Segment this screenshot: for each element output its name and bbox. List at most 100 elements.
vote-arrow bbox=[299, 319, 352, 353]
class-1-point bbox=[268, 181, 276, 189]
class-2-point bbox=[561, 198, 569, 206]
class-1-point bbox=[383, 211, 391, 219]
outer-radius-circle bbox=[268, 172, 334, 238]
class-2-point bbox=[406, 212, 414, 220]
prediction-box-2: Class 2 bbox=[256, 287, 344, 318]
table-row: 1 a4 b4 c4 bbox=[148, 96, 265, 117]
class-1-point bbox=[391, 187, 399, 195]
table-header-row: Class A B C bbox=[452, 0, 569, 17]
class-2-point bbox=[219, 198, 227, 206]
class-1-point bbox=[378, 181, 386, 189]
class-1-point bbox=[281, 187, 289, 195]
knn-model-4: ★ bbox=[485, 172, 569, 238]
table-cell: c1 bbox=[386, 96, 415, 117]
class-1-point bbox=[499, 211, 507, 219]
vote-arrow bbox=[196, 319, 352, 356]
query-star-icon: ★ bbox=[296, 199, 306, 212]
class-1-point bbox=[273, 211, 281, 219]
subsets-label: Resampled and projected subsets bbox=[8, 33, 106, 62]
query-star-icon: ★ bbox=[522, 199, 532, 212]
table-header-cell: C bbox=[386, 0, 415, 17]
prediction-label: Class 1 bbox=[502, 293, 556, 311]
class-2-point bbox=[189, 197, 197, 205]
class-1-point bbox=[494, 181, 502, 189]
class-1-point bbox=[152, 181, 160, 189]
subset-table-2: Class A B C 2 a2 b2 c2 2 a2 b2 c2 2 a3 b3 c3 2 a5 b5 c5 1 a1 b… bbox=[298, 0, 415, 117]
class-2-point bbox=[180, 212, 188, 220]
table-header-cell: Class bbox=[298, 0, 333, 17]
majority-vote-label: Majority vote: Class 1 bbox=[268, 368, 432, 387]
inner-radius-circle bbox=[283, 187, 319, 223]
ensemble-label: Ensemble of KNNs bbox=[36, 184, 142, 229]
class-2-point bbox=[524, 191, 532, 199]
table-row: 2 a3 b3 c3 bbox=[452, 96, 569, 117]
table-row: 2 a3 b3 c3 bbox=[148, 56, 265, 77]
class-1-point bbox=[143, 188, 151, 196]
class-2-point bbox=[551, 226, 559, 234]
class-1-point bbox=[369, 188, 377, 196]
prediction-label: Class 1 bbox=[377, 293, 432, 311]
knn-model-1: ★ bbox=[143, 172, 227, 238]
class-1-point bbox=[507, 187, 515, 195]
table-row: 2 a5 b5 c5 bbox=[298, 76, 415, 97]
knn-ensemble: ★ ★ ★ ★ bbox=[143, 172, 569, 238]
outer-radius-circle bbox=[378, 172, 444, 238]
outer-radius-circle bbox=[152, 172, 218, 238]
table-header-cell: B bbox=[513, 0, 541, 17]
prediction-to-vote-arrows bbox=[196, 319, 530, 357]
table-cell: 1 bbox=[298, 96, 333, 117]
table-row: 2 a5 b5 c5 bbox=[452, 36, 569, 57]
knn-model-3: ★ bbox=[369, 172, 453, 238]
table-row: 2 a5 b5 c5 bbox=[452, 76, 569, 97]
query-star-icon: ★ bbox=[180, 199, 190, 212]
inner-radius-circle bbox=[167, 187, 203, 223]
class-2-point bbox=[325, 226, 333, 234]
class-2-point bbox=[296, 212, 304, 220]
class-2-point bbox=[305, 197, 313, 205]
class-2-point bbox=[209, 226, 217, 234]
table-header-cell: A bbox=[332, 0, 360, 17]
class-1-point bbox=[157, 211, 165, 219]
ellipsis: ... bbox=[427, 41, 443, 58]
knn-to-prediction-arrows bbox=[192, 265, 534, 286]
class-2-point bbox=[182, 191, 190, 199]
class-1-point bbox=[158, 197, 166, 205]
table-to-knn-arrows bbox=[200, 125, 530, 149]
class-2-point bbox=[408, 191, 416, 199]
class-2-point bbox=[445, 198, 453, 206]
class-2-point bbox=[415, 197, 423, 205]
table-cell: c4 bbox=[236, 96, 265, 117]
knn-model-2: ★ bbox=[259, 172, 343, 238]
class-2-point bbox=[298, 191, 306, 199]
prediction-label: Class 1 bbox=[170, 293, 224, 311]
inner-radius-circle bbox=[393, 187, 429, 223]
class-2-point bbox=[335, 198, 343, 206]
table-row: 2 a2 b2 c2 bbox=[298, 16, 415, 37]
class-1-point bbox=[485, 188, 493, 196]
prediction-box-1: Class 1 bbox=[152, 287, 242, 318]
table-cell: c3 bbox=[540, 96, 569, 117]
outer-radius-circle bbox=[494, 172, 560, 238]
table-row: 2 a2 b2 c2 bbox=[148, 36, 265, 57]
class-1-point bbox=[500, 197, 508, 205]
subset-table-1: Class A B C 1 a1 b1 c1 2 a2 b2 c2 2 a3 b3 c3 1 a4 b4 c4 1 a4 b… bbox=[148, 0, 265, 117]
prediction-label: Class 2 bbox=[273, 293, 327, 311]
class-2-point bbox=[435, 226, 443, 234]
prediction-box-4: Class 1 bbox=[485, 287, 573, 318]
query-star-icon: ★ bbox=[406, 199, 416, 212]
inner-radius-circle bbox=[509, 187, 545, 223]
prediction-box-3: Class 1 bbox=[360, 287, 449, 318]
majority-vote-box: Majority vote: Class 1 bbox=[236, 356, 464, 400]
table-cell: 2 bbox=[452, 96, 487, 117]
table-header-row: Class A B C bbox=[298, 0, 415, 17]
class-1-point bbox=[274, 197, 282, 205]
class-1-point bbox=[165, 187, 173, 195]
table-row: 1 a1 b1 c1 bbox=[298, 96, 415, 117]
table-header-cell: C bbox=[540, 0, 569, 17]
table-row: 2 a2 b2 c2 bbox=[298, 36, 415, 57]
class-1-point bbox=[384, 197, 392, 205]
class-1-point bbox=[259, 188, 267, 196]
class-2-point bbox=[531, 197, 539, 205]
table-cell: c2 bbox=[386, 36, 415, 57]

===

## Objetivo del ejercicio
Convierte todas las filas anteriores en una lista numerada y omite las líneas en blanco.

## Solución del problema
1. Segment this screenshot: for each element output its name and bbox. List at most 100 elements.
2. vote-arrow bbox=[299, 319, 352, 353]
3. class-1-point bbox=[268, 181, 276, 189]
4. class-2-point bbox=[561, 198, 569, 206]
5. class-1-point bbox=[383, 211, 391, 219]
6. outer-radius-circle bbox=[268, 172, 334, 238]
7. class-2-point bbox=[406, 212, 414, 220]
8. prediction-box-2: Class 2 bbox=[256, 287, 344, 318]
9. table-row: 1 a4 b4 c4 bbox=[148, 96, 265, 117]
10. class-1-point bbox=[391, 187, 399, 195]
11. table-header-row: Class A B C bbox=[452, 0, 569, 17]
12. class-2-point bbox=[219, 198, 227, 206]
13. class-1-point bbox=[378, 181, 386, 189]
14. class-1-point bbox=[281, 187, 289, 195]
15. knn-model-4: ★ bbox=[485, 172, 569, 238]
16. table-cell: c1 bbox=[386, 96, 415, 117]
17. class-1-point bbox=[499, 211, 507, 219]
18. vote-arrow bbox=[196, 319, 352, 356]
19. query-star-icon: ★ bbox=[296, 199, 306, 212]
20. class-1-point bbox=[273, 211, 281, 219]
21. subsets-label: Resampled and projected subsets bbox=[8, 33, 106, 62]
22. query-star-icon: ★ bbox=[522, 199, 532, 212]
23. table-header-cell: C bbox=[386, 0, 415, 17]
24. prediction-label: Class 1 bbox=[502, 293, 556, 311]
25. class-2-point bbox=[189, 197, 197, 205]
26. class-1-point bbox=[494, 181, 502, 189]
27. class-1-point bbox=[152, 181, 160, 189]
28. subset-table-2: Class A B C 2 a2 b2 c2 2 a2 b2 c2 2 a3 b3 c3 2 a5 b5 c5 1 a1 b… bbox=[298, 0, 415, 117]
29. class-2-point bbox=[180, 212, 188, 220]
30. table-header-cell: Class bbox=[298, 0, 333, 17]
31. majority-vote-label: Majority vote: Class 1 bbox=[268, 368, 432, 387]
32. inner-radius-circle bbox=[283, 187, 319, 223]
33. ensemble-label: Ensemble of KNNs bbox=[36, 184, 142, 229]
34. class-2-point bbox=[524, 191, 532, 199]
35. table-row: 2 a3 b3 c3 bbox=[452, 96, 569, 117]
36. table-row: 2 a3 b3 c3 bbox=[148, 56, 265, 77]
37. class-1-point bbox=[143, 188, 151, 196]
38. class-2-point bbox=[551, 226, 559, 234]
39. class-1-point bbox=[369, 188, 377, 196]
40. prediction-label: Class 1 bbox=[377, 293, 432, 311]
41. knn-model-1: ★ bbox=[143, 172, 227, 238]
42. class-1-point bbox=[507, 187, 515, 195]
43. table-row: 2 a5 b5 c5 bbox=[298, 76, 415, 97]
44. knn-ensemble: ★ ★ ★ ★ bbox=[143, 172, 569, 238]
45. outer-radius-circle bbox=[378, 172, 444, 238]
46. outer-radius-circle bbox=[152, 172, 218, 238]
47. table-header-cell: B bbox=[513, 0, 541, 17]
48. prediction-to-vote-arrows bbox=[196, 319, 530, 357]
49. table-cell: 1 bbox=[298, 96, 333, 117]
50. table-row: 2 a5 b5 c5 bbox=[452, 36, 569, 57]
51. knn-model-3: ★ bbox=[369, 172, 453, 238]
52. table-row: 2 a5 b5 c5 bbox=[452, 76, 569, 97]
53. query-star-icon: ★ bbox=[180, 199, 190, 212]
54. inner-radius-circle bbox=[167, 187, 203, 223]
55. class-2-point bbox=[325, 226, 333, 234]
56. class-2-point bbox=[296, 212, 304, 220]
57. class-2-point bbox=[305, 197, 313, 205]
58. class-2-point bbox=[209, 226, 217, 234]
59. table-header-cell: A bbox=[332, 0, 360, 17]
60. class-1-point bbox=[157, 211, 165, 219]
61. ellipsis: ... bbox=[427, 41, 443, 58]
62. knn-to-prediction-arrows bbox=[192, 265, 534, 286]
63. class-2-point bbox=[182, 191, 190, 199]
64. class-1-point bbox=[158, 197, 166, 205]
65. table-to-knn-arrows bbox=[200, 125, 530, 149]
66. class-2-point bbox=[408, 191, 416, 199]
67. class-2-point bbox=[445, 198, 453, 206]
68. class-2-point bbox=[415, 197, 423, 205]
69. table-cell: c4 bbox=[236, 96, 265, 117]
70. knn-model-2: ★ bbox=[259, 172, 343, 238]
71. class-2-point bbox=[298, 191, 306, 199]
72. prediction-label: Class 1 bbox=[170, 293, 224, 311]
73. inner-radius-circle bbox=[393, 187, 429, 223]
74. class-2-point bbox=[335, 198, 343, 206]
75. table-row: 2 a2 b2 c2 bbox=[298, 16, 415, 37]
76. class-1-point bbox=[485, 188, 493, 196]
77. prediction-box-1: Class 1 bbox=[152, 287, 242, 318]
78. table-cell: c3 bbox=[540, 96, 569, 117]
79. outer-radius-circle bbox=[494, 172, 560, 238]
80. table-row: 2 a2 b2 c2 bbox=[148, 36, 265, 57]
81. class-1-point bbox=[500, 197, 508, 205]
82. subset-table-1: Class A B C 1 a1 b1 c1 2 a2 b2 c2 2 a3 b3 c3 1 a4 b4 c4 1 a4 b… bbox=[148, 0, 265, 117]
83. prediction-label: Class 2 bbox=[273, 293, 327, 311]
84. class-2-point bbox=[435, 226, 443, 234]
85. prediction-box-4: Class 1 bbox=[485, 287, 573, 318]
86. query-star-icon: ★ bbox=[406, 199, 416, 212]
87. inner-radius-circle bbox=[509, 187, 545, 223]
88. prediction-box-3: Class 1 bbox=[360, 287, 449, 318]
89. majority-vote-box: Majority vote: Class 1 bbox=[236, 356, 464, 400]
90. table-cell: 2 bbox=[452, 96, 487, 117]
91. table-header-row: Class A B C bbox=[298, 0, 415, 17]
92. class-1-point bbox=[274, 197, 282, 205]
93. class-1-point bbox=[165, 187, 173, 195]
94. table-row: 1 a1 b1 c1 bbox=[298, 96, 415, 117]
95. table-header-cell: C bbox=[540, 0, 569, 17]
96. table-row: 2 a2 b2 c2 bbox=[298, 36, 415, 57]
97. class-1-point bbox=[384, 197, 392, 205]
98. class-1-point bbox=[259, 188, 267, 196]
99. class-2-point bbox=[531, 197, 539, 205]
100. table-cell: c2 bbox=[386, 36, 415, 57]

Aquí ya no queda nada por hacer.